#### [Short problem 1]
Copy the passage on South Sudan's 28 states word for word, in full.
#### [Short problem 2]
Give back everything from the first row down to the row containing "211, 486, 387]", both included, with "line-point" swapped for "data-point" and nothing else changed. Return only those rows.

We would like to remind the incoming government that our people took up arms against the Arab North domination and subjugation to be a free and sovereign people, not to fall victims of state terrorism. The ideals of freedom, equality of citizenship, the rule of law, and democracy doesn’t diminish with the independence of South Sudan. On the contrary, we expect our national leaders, to practice responsible leadership and demonstrate respect to the dignity and sanctity of life. We urge for ushering in a true era of democratic transformation in a new South Sudan not based on brutal use of force but on principles of persuasion consultations.


  1. The Order of 28 States


We would like to reiterate our rejection of the creation of 28 States as stated in our letter dated 4th October 2015. Mr. President, we are astounded that in spite of the overwhelming opposition to the 28 states from all the 63 tribes of South Sudan except most of your own Dinka tribe, you went ahead and imposed implementation of the 28 states against the will of the majority and ignored calls from other people of good will from across the world, including the IGAD-plus, African Union, and the UN Security Council, to halt implementation of the controversial states. We still maintain that the 28 states Order is against the spirit and letter of the peace Agreement which you signed and that it is divisive and ill-timed.  Furthermore it lacked consultation, advance planning and the resources required for its effective implementation. We urge you to respect provision of the Agreement which leaves the issue of decentralisation or federalism to be tackled by the reconstituted transitional national Assembly.  We urge you to gain the political courage to issue another decree to nullify the Order to create the 28 states and revert to the original 10 states, to pave the way for a speedy implementation of the Agreement.

#### [Dataset entries]
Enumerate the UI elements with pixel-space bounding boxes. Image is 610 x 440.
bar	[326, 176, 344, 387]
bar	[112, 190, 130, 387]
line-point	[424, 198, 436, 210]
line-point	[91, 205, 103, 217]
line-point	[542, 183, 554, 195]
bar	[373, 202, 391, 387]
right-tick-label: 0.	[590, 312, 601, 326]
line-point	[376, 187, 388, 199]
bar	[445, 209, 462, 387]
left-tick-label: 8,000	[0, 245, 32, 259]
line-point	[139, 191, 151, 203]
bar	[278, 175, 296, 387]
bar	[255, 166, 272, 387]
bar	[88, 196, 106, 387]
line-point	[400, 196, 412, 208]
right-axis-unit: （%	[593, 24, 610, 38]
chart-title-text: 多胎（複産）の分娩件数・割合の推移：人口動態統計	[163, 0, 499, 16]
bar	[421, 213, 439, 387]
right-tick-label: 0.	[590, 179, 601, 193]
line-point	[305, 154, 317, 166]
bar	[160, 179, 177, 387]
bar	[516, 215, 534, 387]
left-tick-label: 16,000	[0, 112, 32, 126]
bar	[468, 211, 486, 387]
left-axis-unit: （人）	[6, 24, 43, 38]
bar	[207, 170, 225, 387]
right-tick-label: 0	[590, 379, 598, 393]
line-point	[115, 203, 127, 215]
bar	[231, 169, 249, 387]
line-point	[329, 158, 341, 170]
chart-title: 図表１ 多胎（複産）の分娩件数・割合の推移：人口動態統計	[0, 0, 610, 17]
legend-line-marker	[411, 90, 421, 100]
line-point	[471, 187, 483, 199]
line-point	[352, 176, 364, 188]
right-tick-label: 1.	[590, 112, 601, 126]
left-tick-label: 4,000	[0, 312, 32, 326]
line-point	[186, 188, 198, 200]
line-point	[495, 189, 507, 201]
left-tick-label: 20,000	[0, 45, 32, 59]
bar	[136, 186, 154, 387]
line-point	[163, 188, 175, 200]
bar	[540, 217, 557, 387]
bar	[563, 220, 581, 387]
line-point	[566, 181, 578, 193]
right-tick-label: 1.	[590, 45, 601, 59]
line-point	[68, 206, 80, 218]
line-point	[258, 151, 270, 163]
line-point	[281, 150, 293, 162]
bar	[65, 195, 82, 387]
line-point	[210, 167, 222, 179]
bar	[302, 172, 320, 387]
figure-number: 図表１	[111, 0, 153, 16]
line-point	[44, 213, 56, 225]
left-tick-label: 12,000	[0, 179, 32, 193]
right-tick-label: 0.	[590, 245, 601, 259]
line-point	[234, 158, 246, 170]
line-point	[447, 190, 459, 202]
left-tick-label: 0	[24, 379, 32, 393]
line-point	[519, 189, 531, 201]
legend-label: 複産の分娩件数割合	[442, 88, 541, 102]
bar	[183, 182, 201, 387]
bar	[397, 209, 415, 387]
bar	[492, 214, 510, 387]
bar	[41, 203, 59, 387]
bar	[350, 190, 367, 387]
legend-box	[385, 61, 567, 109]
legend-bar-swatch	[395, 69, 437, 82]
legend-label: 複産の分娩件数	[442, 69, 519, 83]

#### [Expected output 1]
We would like to remind the incoming government that our people took up arms against the Arab North domination and subjugation to be a free and sovereign people, not to fall victims of state terrorism. The ideals of freedom, equality of citizenship, the rule of law, and democracy doesn’t diminish with the independence of South Sudan. On the contrary, we expect our national leaders, to practice responsible leadership and demonstrate respect to the dignity and sanctity of life. We urge for ushering in a true era of democratic transformation in a new South Sudan not based on brutal use of force but on principles of persuasion consultations.


  1. The Order of 28 States


We would like to reiterate our rejection of the creation of 28 States as stated in our letter dated 4th October 2015. Mr. President, we are astounded that in spite of the overwhelming opposition to the 28 states from all the 63 tribes of South Sudan except most of your own Dinka tribe, you went ahead and imposed implementation of the 28 states against the will of the majority and ignored calls from other people of good will from across the world, including the IGAD-plus, African Union, and the UN Security Council, to halt implementation of the controversial states. We still maintain that the 28 states Order is against the spirit and letter of the peace Agreement which you signed and that it is divisive and ill-timed.  Furthermore it lacked consultation, advance planning and the resources required for its effective implementation. We urge you to respect provision of the Agreement which leaves the issue of decentralisation or federalism to be tackled by the reconstituted transitional national Assembly.  We urge you to gain the political courage to issue another decree to nullify the Order to create the 28 states and revert to the original 10 states, to pave the way for a speedy implementation of the Agreement.

#### [Expected output 2]
Enumerate the UI elements with pixel-space bounding boxes. Image is 610 x 440.
bar	[326, 176, 344, 387]
bar	[112, 190, 130, 387]
data-point	[424, 198, 436, 210]
data-point	[91, 205, 103, 217]
data-point	[542, 183, 554, 195]
bar	[373, 202, 391, 387]
right-tick-label: 0.	[590, 312, 601, 326]
data-point	[376, 187, 388, 199]
bar	[445, 209, 462, 387]
left-tick-label: 8,000	[0, 245, 32, 259]
data-point	[139, 191, 151, 203]
bar	[278, 175, 296, 387]
bar	[255, 166, 272, 387]
bar	[88, 196, 106, 387]
data-point	[400, 196, 412, 208]
right-axis-unit: （%	[593, 24, 610, 38]
chart-title-text: 多胎（複産）の分娩件数・割合の推移：人口動態統計	[163, 0, 499, 16]
bar	[421, 213, 439, 387]
right-tick-label: 0.	[590, 179, 601, 193]
data-point	[305, 154, 317, 166]
bar	[160, 179, 177, 387]
bar	[516, 215, 534, 387]
left-tick-label: 16,000	[0, 112, 32, 126]
bar	[468, 211, 486, 387]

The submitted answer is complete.